Data records
>>>

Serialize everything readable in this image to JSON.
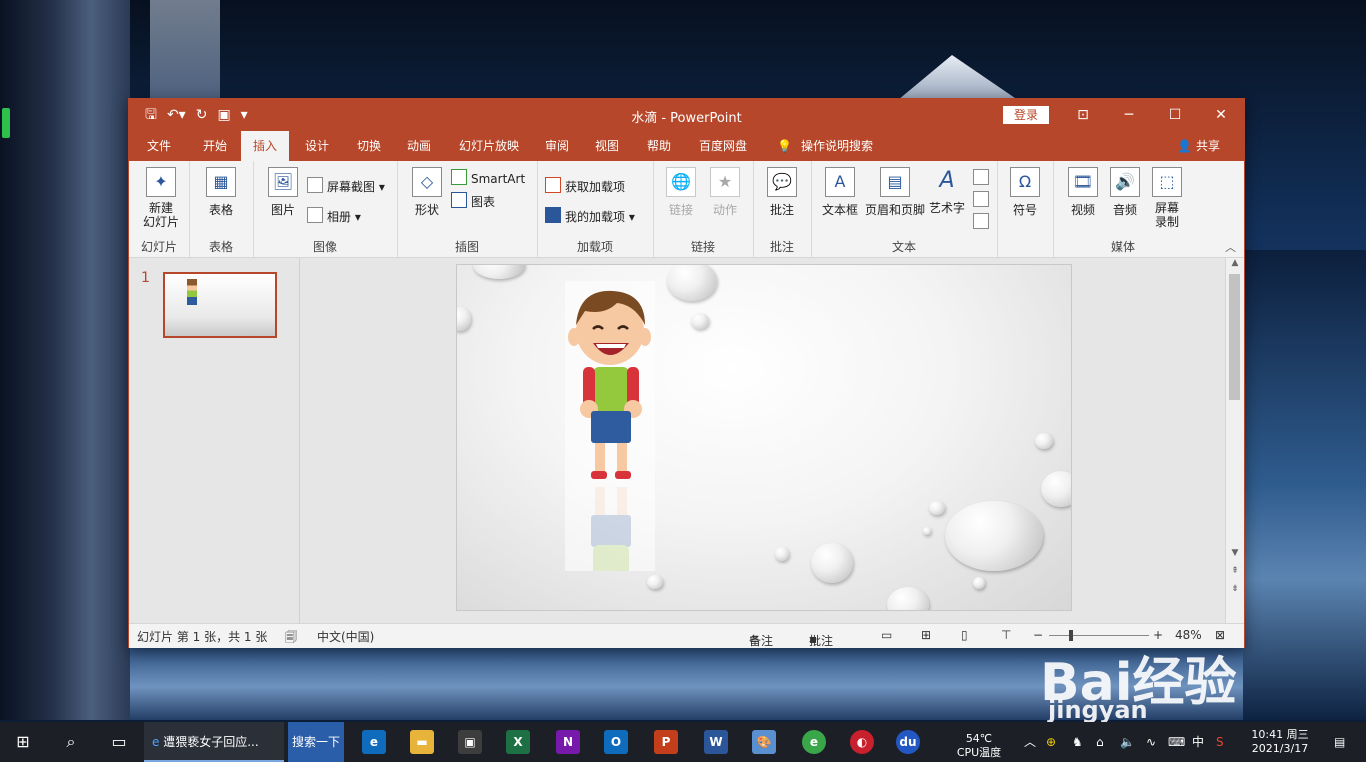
{
  "window": {
    "title": "水滴 - PowerPoint",
    "login": "登录",
    "qat_icons": [
      "save-icon",
      "undo-icon",
      "redo-icon",
      "present-icon",
      "customize-icon"
    ]
  },
  "tabs": [
    "文件",
    "开始",
    "插入",
    "设计",
    "切换",
    "动画",
    "幻灯片放映",
    "审阅",
    "视图",
    "帮助",
    "百度网盘",
    "操作说明搜索"
  ],
  "active_tab": "插入",
  "share": "共享",
  "ribbon": {
    "slides": {
      "new_slide": "新建\n幻灯片",
      "label": "幻灯片"
    },
    "tables": {
      "table": "表格",
      "label": "表格"
    },
    "images": {
      "pictures": "图片",
      "screenshot": "屏幕截图",
      "album": "相册",
      "label": "图像"
    },
    "illustrations": {
      "shapes": "形状",
      "smartart": "SmartArt",
      "chart": "图表",
      "label": "插图"
    },
    "addins": {
      "get": "获取加载项",
      "my": "我的加载项",
      "label": "加载项"
    },
    "links": {
      "link": "链接",
      "action": "动作",
      "label": "链接"
    },
    "comments": {
      "comment": "批注",
      "label": "批注"
    },
    "text": {
      "textbox": "文本框",
      "header_footer": "页眉和页脚",
      "wordart": "艺术字",
      "label": "文本"
    },
    "symbols": {
      "symbol": "符号"
    },
    "media": {
      "video": "视频",
      "audio": "音频",
      "screen_record": "屏幕\n录制",
      "label": "媒体"
    }
  },
  "thumbnails": {
    "number": "1"
  },
  "status": {
    "slide_info": "幻灯片 第 1 张，共 1 张",
    "language": "中文(中国)",
    "notes": "备注",
    "comments": "批注",
    "zoom": "48%"
  },
  "taskbar": {
    "browser_title": "遭猥亵女子回应...",
    "search_btn": "搜索一下",
    "temp": "54℃",
    "temp_label": "CPU温度",
    "ime": "中",
    "time": "10:41 周三",
    "date": "2021/3/17"
  },
  "watermark": {
    "logo": "Bai经验",
    "url": "jingyan"
  }
}
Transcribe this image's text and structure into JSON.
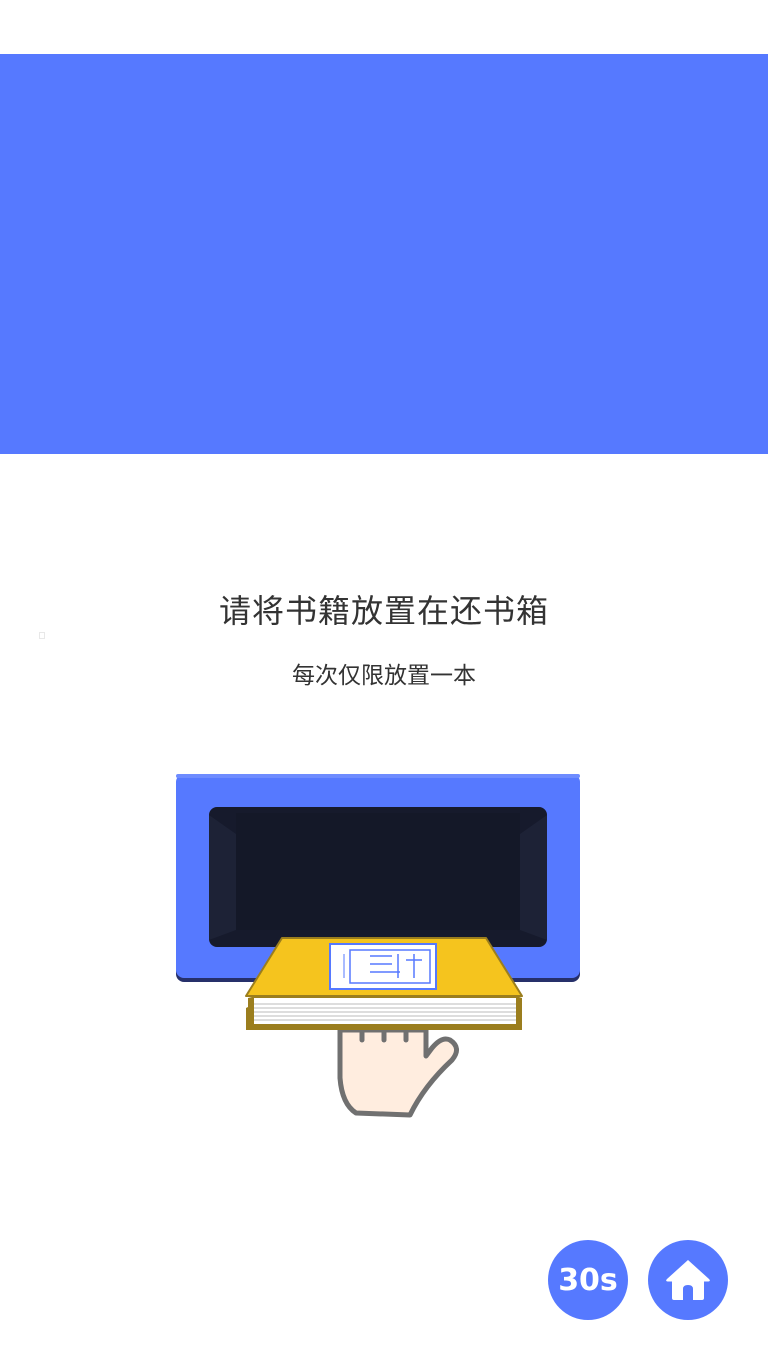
{
  "colors": {
    "accent": "#5679FF",
    "slot_dark": "#161A2C",
    "book_yellow": "#F5C41E",
    "hand_fill": "#FFEDDF"
  },
  "instructions": {
    "title": "请将书籍放置在还书箱",
    "subtitle": "每次仅限放置一本"
  },
  "controls": {
    "timer_label": "30s",
    "home_icon": "home-icon"
  }
}
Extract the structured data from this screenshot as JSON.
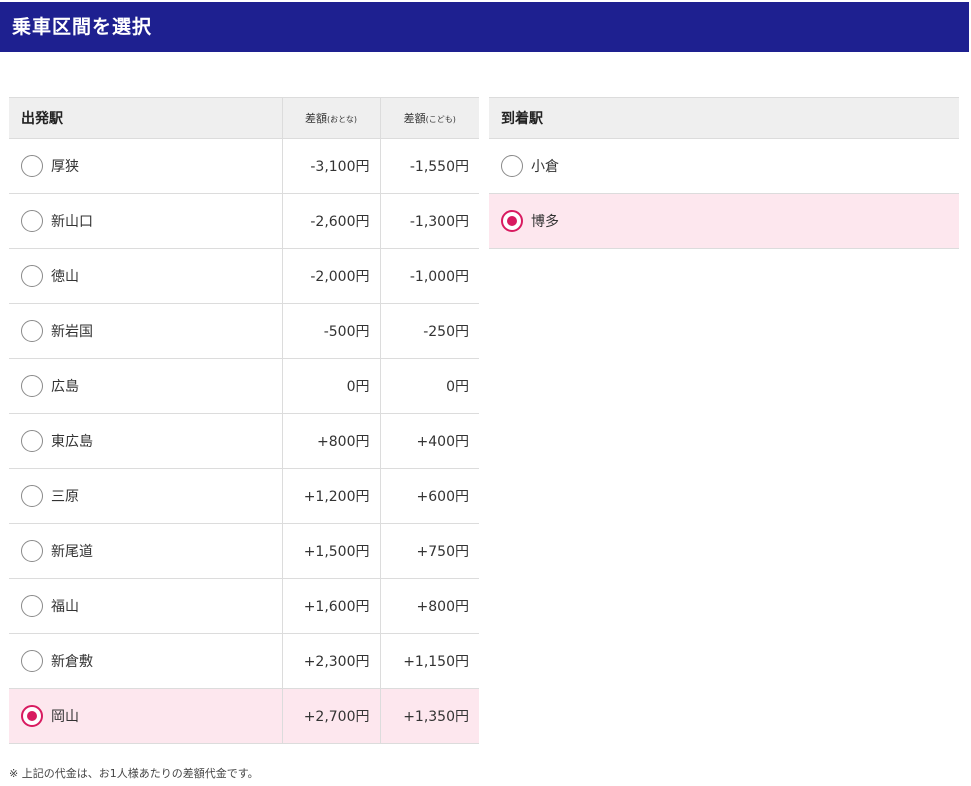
{
  "header": {
    "title": "乗車区間を選択"
  },
  "departure": {
    "col_station": "出発駅",
    "col_adult": "差額",
    "col_adult_sub": "(おとな)",
    "col_child": "差額",
    "col_child_sub": "(こども)",
    "rows": [
      {
        "station": "厚狭",
        "adult": "-3,100円",
        "child": "-1,550円",
        "selected": false
      },
      {
        "station": "新山口",
        "adult": "-2,600円",
        "child": "-1,300円",
        "selected": false
      },
      {
        "station": "徳山",
        "adult": "-2,000円",
        "child": "-1,000円",
        "selected": false
      },
      {
        "station": "新岩国",
        "adult": "-500円",
        "child": "-250円",
        "selected": false
      },
      {
        "station": "広島",
        "adult": "0円",
        "child": "0円",
        "selected": false
      },
      {
        "station": "東広島",
        "adult": "+800円",
        "child": "+400円",
        "selected": false
      },
      {
        "station": "三原",
        "adult": "+1,200円",
        "child": "+600円",
        "selected": false
      },
      {
        "station": "新尾道",
        "adult": "+1,500円",
        "child": "+750円",
        "selected": false
      },
      {
        "station": "福山",
        "adult": "+1,600円",
        "child": "+800円",
        "selected": false
      },
      {
        "station": "新倉敷",
        "adult": "+2,300円",
        "child": "+1,150円",
        "selected": false
      },
      {
        "station": "岡山",
        "adult": "+2,700円",
        "child": "+1,350円",
        "selected": true
      }
    ]
  },
  "arrival": {
    "col_station": "到着駅",
    "rows": [
      {
        "station": "小倉",
        "selected": false
      },
      {
        "station": "博多",
        "selected": true
      }
    ]
  },
  "note": "※ 上記の代金は、お1人様あたりの差額代金です。",
  "colors": {
    "header_bg": "#1e2090",
    "accent": "#d81b60",
    "selected_row_bg": "#fde7ee"
  }
}
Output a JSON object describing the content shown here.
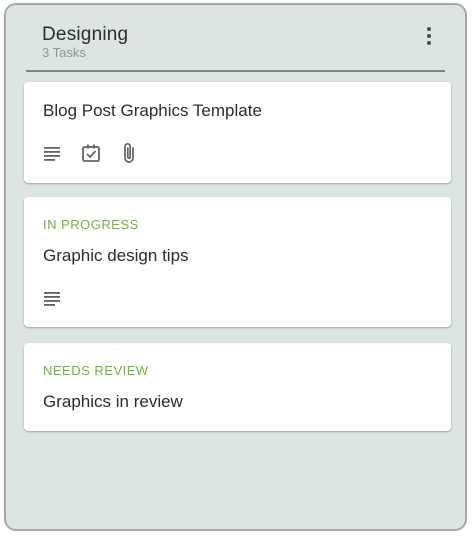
{
  "column": {
    "title": "Designing",
    "task_count": "3 Tasks",
    "menu_icon": "more-vertical-icon"
  },
  "cards": [
    {
      "status": "",
      "title": "Blog Post Graphics Template",
      "icons": [
        "description-icon",
        "checklist-icon",
        "attachment-icon"
      ]
    },
    {
      "status": "IN PROGRESS",
      "title": "Graphic design tips",
      "icons": [
        "description-icon"
      ]
    },
    {
      "status": "NEEDS REVIEW",
      "title": "Graphics in review",
      "icons": []
    }
  ],
  "colors": {
    "column_bg": "#dde5e1",
    "status_green": "#6db33f",
    "text_dark": "#2a2d2b"
  }
}
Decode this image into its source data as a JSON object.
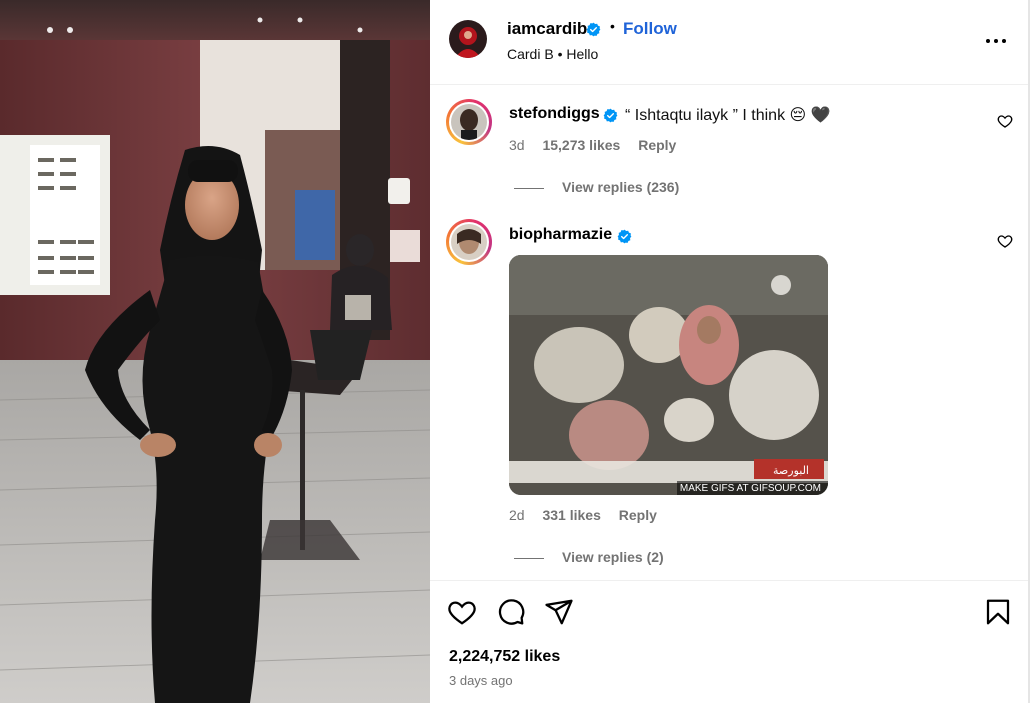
{
  "post": {
    "author": "iamcardib",
    "follow_label": "Follow",
    "dot": "•",
    "subtitle": "Cardi B • Hello",
    "more_label": "More options"
  },
  "comments": [
    {
      "user": "stefondiggs",
      "text": "“ Ishtaqtu ilayk ” I think 😔 🖤",
      "age": "3d",
      "likes": "15,273 likes",
      "reply_label": "Reply",
      "view_replies": "View replies (236)"
    },
    {
      "user": "biopharmazie",
      "gif_caption": "MAKE GIFS AT GIFSOUP.COM",
      "gif_ticker": "البورصة",
      "age": "2d",
      "likes": "331 likes",
      "reply_label": "Reply",
      "view_replies": "View replies (2)"
    }
  ],
  "footer": {
    "likes": "2,224,752 likes",
    "posted": "3 days ago"
  },
  "colors": {
    "accent_blue": "#1f63d8",
    "verified_blue": "#0095f6",
    "muted_text": "#737373"
  },
  "icons": [
    "verified-badge-icon",
    "more-options-icon",
    "heart-icon",
    "comment-icon",
    "share-icon",
    "bookmark-icon"
  ]
}
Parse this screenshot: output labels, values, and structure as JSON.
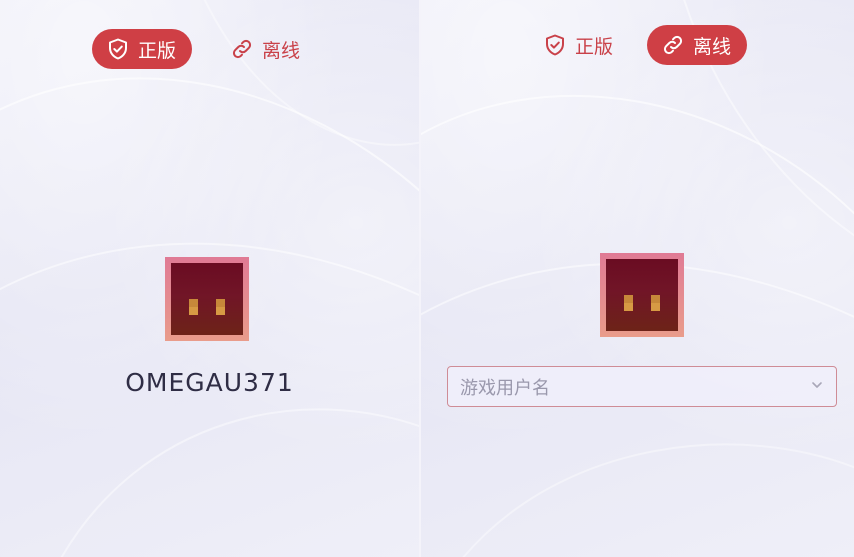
{
  "left_panel": {
    "tabs": [
      {
        "label": "正版",
        "icon": "shield-check-icon",
        "active": true
      },
      {
        "label": "离线",
        "icon": "link-icon",
        "active": false
      }
    ],
    "username": "OMEGAU371"
  },
  "right_panel": {
    "tabs": [
      {
        "label": "正版",
        "icon": "shield-check-icon",
        "active": false
      },
      {
        "label": "离线",
        "icon": "link-icon",
        "active": true
      }
    ],
    "username_field": {
      "placeholder": "游戏用户名",
      "value": ""
    }
  },
  "colors": {
    "accent": "#cf3f45",
    "accent_text": "#c94149",
    "avatar_frame": "#e07a95",
    "avatar_face": "#6a0c22"
  }
}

<<<

Nothing in the entries should change as you copy them, except that the pictures are left out.

- [Response to this task]:
Serialize everything readable in this image to JSON.
{
  "window": {
    "title": "水滴 - PowerPoint",
    "login": "登录",
    "qat_icons": [
      "save-icon",
      "undo-icon",
      "redo-icon",
      "present-icon",
      "customize-icon"
    ]
  },
  "tabs": [
    "文件",
    "开始",
    "插入",
    "设计",
    "切换",
    "动画",
    "幻灯片放映",
    "审阅",
    "视图",
    "帮助",
    "百度网盘",
    "操作说明搜索"
  ],
  "active_tab": "插入",
  "share": "共享",
  "ribbon": {
    "slides": {
      "new_slide": "新建\n幻灯片",
      "label": "幻灯片"
    },
    "tables": {
      "table": "表格",
      "label": "表格"
    },
    "images": {
      "pictures": "图片",
      "screenshot": "屏幕截图",
      "album": "相册",
      "label": "图像"
    },
    "illustrations": {
      "shapes": "形状",
      "smartart": "SmartArt",
      "chart": "图表",
      "label": "插图"
    },
    "addins": {
      "get": "获取加载项",
      "my": "我的加载项",
      "label": "加载项"
    },
    "links": {
      "link": "链接",
      "action": "动作",
      "label": "链接"
    },
    "comments": {
      "comment": "批注",
      "label": "批注"
    },
    "text": {
      "textbox": "文本框",
      "header_footer": "页眉和页脚",
      "wordart": "艺术字",
      "label": "文本"
    },
    "symbols": {
      "symbol": "符号"
    },
    "media": {
      "video": "视频",
      "audio": "音频",
      "screen_record": "屏幕\n录制",
      "label": "媒体"
    }
  },
  "thumbnails": {
    "number": "1"
  },
  "status": {
    "slide_info": "幻灯片 第 1 张，共 1 张",
    "language": "中文(中国)",
    "notes": "备注",
    "comments": "批注",
    "zoom": "48%"
  },
  "taskbar": {
    "browser_title": "遭猥亵女子回应...",
    "search_btn": "搜索一下",
    "temp": "54℃",
    "temp_label": "CPU温度",
    "ime": "中",
    "time": "10:41 周三",
    "date": "2021/3/17"
  },
  "watermark": {
    "logo": "Bai经验",
    "url": "jingyan"
  }
}
Transcribe this image's text and structure into JSON.
{
  "colors": {
    "accent": "#5679FF",
    "slot_dark": "#161A2C",
    "book_yellow": "#F5C41E",
    "hand_fill": "#FFEDDF"
  },
  "instructions": {
    "title": "请将书籍放置在还书箱",
    "subtitle": "每次仅限放置一本"
  },
  "controls": {
    "timer_label": "30s",
    "home_icon": "home-icon"
  }
}
Extract the structured data from this screenshot as JSON.
{
  "header": {
    "title": "乗車区間を選択"
  },
  "departure": {
    "col_station": "出発駅",
    "col_adult": "差額",
    "col_adult_sub": "(おとな)",
    "col_child": "差額",
    "col_child_sub": "(こども)",
    "rows": [
      {
        "station": "厚狭",
        "adult": "-3,100円",
        "child": "-1,550円",
        "selected": false
      },
      {
        "station": "新山口",
        "adult": "-2,600円",
        "child": "-1,300円",
        "selected": false
      },
      {
        "station": "徳山",
        "adult": "-2,000円",
        "child": "-1,000円",
        "selected": false
      },
      {
        "station": "新岩国",
        "adult": "-500円",
        "child": "-250円",
        "selected": false
      },
      {
        "station": "広島",
        "adult": "0円",
        "child": "0円",
        "selected": false
      },
      {
        "station": "東広島",
        "adult": "+800円",
        "child": "+400円",
        "selected": false
      },
      {
        "station": "三原",
        "adult": "+1,200円",
        "child": "+600円",
        "selected": false
      },
      {
        "station": "新尾道",
        "adult": "+1,500円",
        "child": "+750円",
        "selected": false
      },
      {
        "station": "福山",
        "adult": "+1,600円",
        "child": "+800円",
        "selected": false
      },
      {
        "station": "新倉敷",
        "adult": "+2,300円",
        "child": "+1,150円",
        "selected": false
      },
      {
        "station": "岡山",
        "adult": "+2,700円",
        "child": "+1,350円",
        "selected": true
      }
    ]
  },
  "arrival": {
    "col_station": "到着駅",
    "rows": [
      {
        "station": "小倉",
        "selected": false
      },
      {
        "station": "博多",
        "selected": true
      }
    ]
  },
  "note": "※ 上記の代金は、お1人様あたりの差額代金です。",
  "colors": {
    "header_bg": "#1e2090",
    "accent": "#d81b60",
    "selected_row_bg": "#fde7ee"
  }
}
Output a JSON object describing the content shown here.
{
  "column": {
    "title": "Designing",
    "task_count": "3 Tasks",
    "menu_icon": "more-vertical-icon"
  },
  "cards": [
    {
      "status": "",
      "title": "Blog Post Graphics Template",
      "icons": [
        "description-icon",
        "checklist-icon",
        "attachment-icon"
      ]
    },
    {
      "status": "IN PROGRESS",
      "title": "Graphic design tips",
      "icons": [
        "description-icon"
      ]
    },
    {
      "status": "NEEDS REVIEW",
      "title": "Graphics in review",
      "icons": []
    }
  ],
  "colors": {
    "column_bg": "#dde5e1",
    "status_green": "#6db33f",
    "text_dark": "#2a2d2b"
  }
}
Decode this image into its source data as a JSON object.
{
  "post": {
    "author": "iamcardib",
    "follow_label": "Follow",
    "dot": "•",
    "subtitle": "Cardi B • Hello",
    "more_label": "More options"
  },
  "comments": [
    {
      "user": "stefondiggs",
      "text": "“ Ishtaqtu ilayk ” I think 😔 🖤",
      "age": "3d",
      "likes": "15,273 likes",
      "reply_label": "Reply",
      "view_replies": "View replies (236)"
    },
    {
      "user": "biopharmazie",
      "gif_caption": "MAKE GIFS AT GIFSOUP.COM",
      "gif_ticker": "البورصة",
      "age": "2d",
      "likes": "331 likes",
      "reply_label": "Reply",
      "view_replies": "View replies (2)"
    }
  ],
  "footer": {
    "likes": "2,224,752 likes",
    "posted": "3 days ago"
  },
  "colors": {
    "accent_blue": "#1f63d8",
    "verified_blue": "#0095f6",
    "muted_text": "#737373"
  },
  "icons": [
    "verified-badge-icon",
    "more-options-icon",
    "heart-icon",
    "comment-icon",
    "share-icon",
    "bookmark-icon"
  ]
}
Parse this screenshot: output labels, values, and structure as JSON.
{
  "left_panel": {
    "tabs": [
      {
        "label": "正版",
        "icon": "shield-check-icon",
        "active": true
      },
      {
        "label": "离线",
        "icon": "link-icon",
        "active": false
      }
    ],
    "username": "OMEGAU371"
  },
  "right_panel": {
    "tabs": [
      {
        "label": "正版",
        "icon": "shield-check-icon",
        "active": false
      },
      {
        "label": "离线",
        "icon": "link-icon",
        "active": true
      }
    ],
    "username_field": {
      "placeholder": "游戏用户名",
      "value": ""
    }
  },
  "colors": {
    "accent": "#cf3f45",
    "accent_text": "#c94149",
    "avatar_frame": "#e07a95",
    "avatar_face": "#6a0c22"
  }
}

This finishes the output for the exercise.